Instructions to follow. Reproduce the records exactly.

[Rows from a dataset]
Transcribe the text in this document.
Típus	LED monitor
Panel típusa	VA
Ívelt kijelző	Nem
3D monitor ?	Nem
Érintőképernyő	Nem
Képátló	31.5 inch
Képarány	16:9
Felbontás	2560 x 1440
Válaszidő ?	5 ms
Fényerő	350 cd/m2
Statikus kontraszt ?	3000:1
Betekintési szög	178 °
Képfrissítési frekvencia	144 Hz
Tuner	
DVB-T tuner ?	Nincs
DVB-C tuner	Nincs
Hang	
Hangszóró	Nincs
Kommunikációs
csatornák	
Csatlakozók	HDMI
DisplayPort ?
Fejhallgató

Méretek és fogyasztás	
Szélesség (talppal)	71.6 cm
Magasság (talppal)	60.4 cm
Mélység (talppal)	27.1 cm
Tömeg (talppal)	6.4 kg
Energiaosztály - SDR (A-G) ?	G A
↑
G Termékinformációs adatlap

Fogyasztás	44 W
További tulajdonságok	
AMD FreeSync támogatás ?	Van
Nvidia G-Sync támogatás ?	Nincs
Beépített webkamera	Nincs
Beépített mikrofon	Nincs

Solution.
Transcribe the text in this document.
Típus	LED monitor
Panel típusa	VA
Ívelt kijelző	Nem
3D monitor ?	Nem
Érintőképernyő	Nem
Képátló	31.5 inch
Képarány	16:9
Felbontás	2560 x 1440
Válaszidő ?	5 ms
Fényerő	350 cd/m2
Statikus kontraszt ?	3000:1
Betekintési szög	178 °
Képfrissítési frekvencia	144 Hz
Tuner	
DVB-T tuner ?	Nincs
DVB-C tuner	Nincs
Hang	
Hangszóró	Nincs
Kommunikációs
csatornák	
Csatlakozók	HDMI
DisplayPort ?
Fejhallgató

Méretek és fogyasztás	
Szélesség (talppal)	71.6 cm
Magasság (talppal)	60.4 cm
Mélység (talppal)	27.1 cm
Tömeg (talppal)	6.4 kg
Energiaosztály - SDR (A-G) ?	G A
↑
G Termékinformációs adatlap

Fogyasztás	44 W
További tulajdonságok	
AMD FreeSync támogatás ?	Van
Nvidia G-Sync támogatás ?	Nincs
Beépített webkamera	Nincs
Beépített mikrofon	Nincs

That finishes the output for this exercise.